Exclude images, then output the remaining data verbatim.

### TASK MATERIAL:
+-------+

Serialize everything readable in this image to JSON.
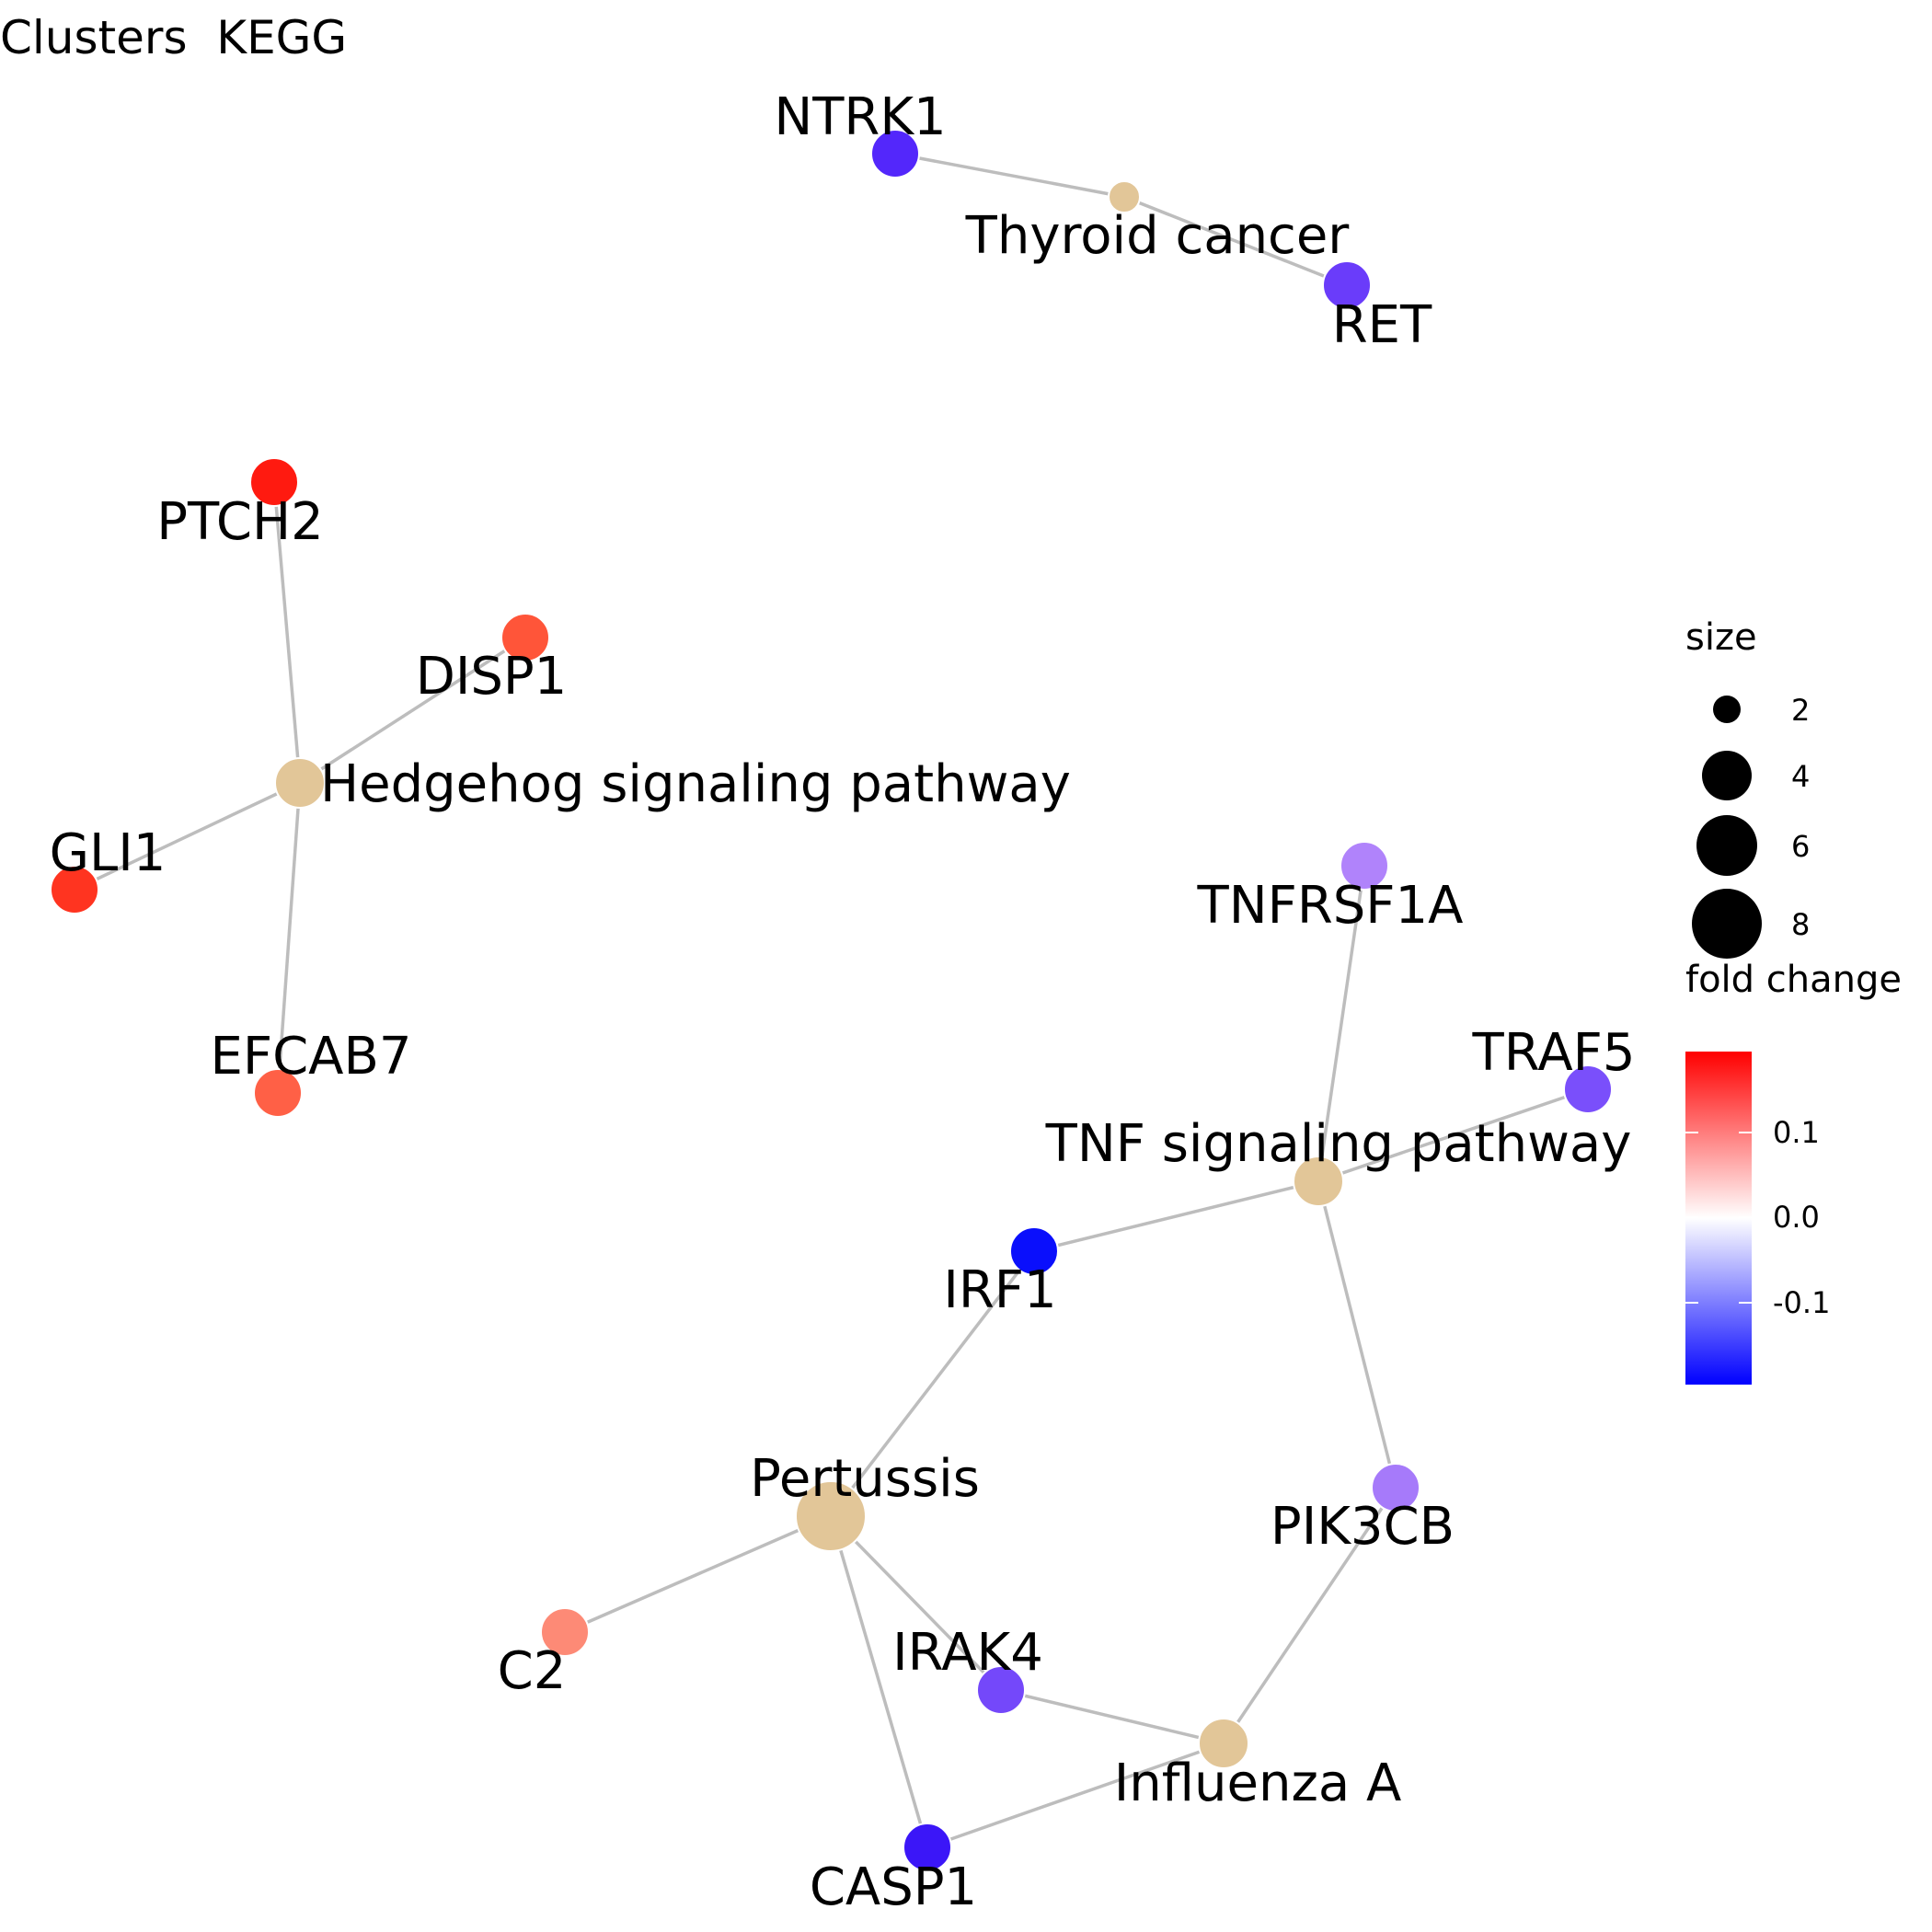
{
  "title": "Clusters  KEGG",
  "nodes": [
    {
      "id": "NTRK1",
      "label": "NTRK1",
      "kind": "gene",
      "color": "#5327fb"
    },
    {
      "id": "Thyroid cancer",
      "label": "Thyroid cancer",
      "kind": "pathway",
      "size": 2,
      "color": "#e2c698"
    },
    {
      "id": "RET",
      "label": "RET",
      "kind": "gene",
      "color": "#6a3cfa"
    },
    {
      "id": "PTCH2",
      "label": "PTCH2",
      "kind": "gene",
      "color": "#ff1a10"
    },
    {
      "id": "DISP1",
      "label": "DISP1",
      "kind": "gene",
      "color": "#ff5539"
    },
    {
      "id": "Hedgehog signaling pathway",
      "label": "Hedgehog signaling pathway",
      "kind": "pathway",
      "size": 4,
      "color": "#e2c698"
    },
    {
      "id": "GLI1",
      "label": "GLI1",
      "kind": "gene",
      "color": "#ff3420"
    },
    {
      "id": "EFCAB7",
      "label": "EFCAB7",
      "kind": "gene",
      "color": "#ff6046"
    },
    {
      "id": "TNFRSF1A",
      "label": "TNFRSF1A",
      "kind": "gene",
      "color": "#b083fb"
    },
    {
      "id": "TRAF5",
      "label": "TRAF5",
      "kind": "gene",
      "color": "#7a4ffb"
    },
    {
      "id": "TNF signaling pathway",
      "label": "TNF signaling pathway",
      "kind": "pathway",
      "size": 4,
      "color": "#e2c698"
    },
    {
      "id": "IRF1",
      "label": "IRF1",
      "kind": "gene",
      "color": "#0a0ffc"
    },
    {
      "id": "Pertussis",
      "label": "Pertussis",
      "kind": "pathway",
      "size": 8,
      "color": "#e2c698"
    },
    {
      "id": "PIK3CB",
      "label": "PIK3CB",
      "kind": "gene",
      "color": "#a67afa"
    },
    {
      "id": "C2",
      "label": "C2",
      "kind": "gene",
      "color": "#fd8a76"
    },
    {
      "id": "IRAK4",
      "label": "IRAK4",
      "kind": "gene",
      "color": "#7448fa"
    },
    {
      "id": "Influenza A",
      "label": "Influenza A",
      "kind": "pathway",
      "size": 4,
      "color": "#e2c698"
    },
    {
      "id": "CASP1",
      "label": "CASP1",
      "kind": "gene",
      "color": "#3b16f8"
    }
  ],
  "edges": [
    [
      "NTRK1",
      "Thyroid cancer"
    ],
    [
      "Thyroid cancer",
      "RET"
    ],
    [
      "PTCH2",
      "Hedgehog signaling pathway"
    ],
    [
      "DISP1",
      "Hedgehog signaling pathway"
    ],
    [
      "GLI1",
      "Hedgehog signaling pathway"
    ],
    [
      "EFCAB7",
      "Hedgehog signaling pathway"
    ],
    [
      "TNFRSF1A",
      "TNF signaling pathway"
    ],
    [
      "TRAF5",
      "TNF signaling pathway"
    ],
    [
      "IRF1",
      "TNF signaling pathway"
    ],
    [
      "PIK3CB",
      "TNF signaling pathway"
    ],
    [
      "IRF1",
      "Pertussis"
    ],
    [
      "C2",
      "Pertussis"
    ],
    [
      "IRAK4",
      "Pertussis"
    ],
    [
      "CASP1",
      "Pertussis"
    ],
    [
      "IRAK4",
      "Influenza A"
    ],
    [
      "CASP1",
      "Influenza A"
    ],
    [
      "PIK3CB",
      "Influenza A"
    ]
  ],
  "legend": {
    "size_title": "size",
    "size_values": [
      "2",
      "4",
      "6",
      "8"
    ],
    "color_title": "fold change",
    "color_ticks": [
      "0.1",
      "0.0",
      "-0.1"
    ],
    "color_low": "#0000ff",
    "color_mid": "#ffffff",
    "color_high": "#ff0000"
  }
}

+-------+

### THE OUTPUT:
Serialize everything readable in this image to JSON.
{
  "title": "Clusters  KEGG",
  "nodes": [
    {
      "id": "NTRK1",
      "label": "NTRK1",
      "kind": "gene",
      "color": "#5327fb"
    },
    {
      "id": "Thyroid cancer",
      "label": "Thyroid cancer",
      "kind": "pathway",
      "size": 2,
      "color": "#e2c698"
    },
    {
      "id": "RET",
      "label": "RET",
      "kind": "gene",
      "color": "#6a3cfa"
    },
    {
      "id": "PTCH2",
      "label": "PTCH2",
      "kind": "gene",
      "color": "#ff1a10"
    },
    {
      "id": "DISP1",
      "label": "DISP1",
      "kind": "gene",
      "color": "#ff5539"
    },
    {
      "id": "Hedgehog signaling pathway",
      "label": "Hedgehog signaling pathway",
      "kind": "pathway",
      "size": 4,
      "color": "#e2c698"
    },
    {
      "id": "GLI1",
      "label": "GLI1",
      "kind": "gene",
      "color": "#ff3420"
    },
    {
      "id": "EFCAB7",
      "label": "EFCAB7",
      "kind": "gene",
      "color": "#ff6046"
    },
    {
      "id": "TNFRSF1A",
      "label": "TNFRSF1A",
      "kind": "gene",
      "color": "#b083fb"
    },
    {
      "id": "TRAF5",
      "label": "TRAF5",
      "kind": "gene",
      "color": "#7a4ffb"
    },
    {
      "id": "TNF signaling pathway",
      "label": "TNF signaling pathway",
      "kind": "pathway",
      "size": 4,
      "color": "#e2c698"
    },
    {
      "id": "IRF1",
      "label": "IRF1",
      "kind": "gene",
      "color": "#0a0ffc"
    },
    {
      "id": "Pertussis",
      "label": "Pertussis",
      "kind": "pathway",
      "size": 8,
      "color": "#e2c698"
    },
    {
      "id": "PIK3CB",
      "label": "PIK3CB",
      "kind": "gene",
      "color": "#a67afa"
    },
    {
      "id": "C2",
      "label": "C2",
      "kind": "gene",
      "color": "#fd8a76"
    },
    {
      "id": "IRAK4",
      "label": "IRAK4",
      "kind": "gene",
      "color": "#7448fa"
    },
    {
      "id": "Influenza A",
      "label": "Influenza A",
      "kind": "pathway",
      "size": 4,
      "color": "#e2c698"
    },
    {
      "id": "CASP1",
      "label": "CASP1",
      "kind": "gene",
      "color": "#3b16f8"
    }
  ],
  "edges": [
    [
      "NTRK1",
      "Thyroid cancer"
    ],
    [
      "Thyroid cancer",
      "RET"
    ],
    [
      "PTCH2",
      "Hedgehog signaling pathway"
    ],
    [
      "DISP1",
      "Hedgehog signaling pathway"
    ],
    [
      "GLI1",
      "Hedgehog signaling pathway"
    ],
    [
      "EFCAB7",
      "Hedgehog signaling pathway"
    ],
    [
      "TNFRSF1A",
      "TNF signaling pathway"
    ],
    [
      "TRAF5",
      "TNF signaling pathway"
    ],
    [
      "IRF1",
      "TNF signaling pathway"
    ],
    [
      "PIK3CB",
      "TNF signaling pathway"
    ],
    [
      "IRF1",
      "Pertussis"
    ],
    [
      "C2",
      "Pertussis"
    ],
    [
      "IRAK4",
      "Pertussis"
    ],
    [
      "CASP1",
      "Pertussis"
    ],
    [
      "IRAK4",
      "Influenza A"
    ],
    [
      "CASP1",
      "Influenza A"
    ],
    [
      "PIK3CB",
      "Influenza A"
    ]
  ],
  "legend": {
    "size_title": "size",
    "size_values": [
      "2",
      "4",
      "6",
      "8"
    ],
    "color_title": "fold change",
    "color_ticks": [
      "0.1",
      "0.0",
      "-0.1"
    ],
    "color_low": "#0000ff",
    "color_mid": "#ffffff",
    "color_high": "#ff0000"
  }
}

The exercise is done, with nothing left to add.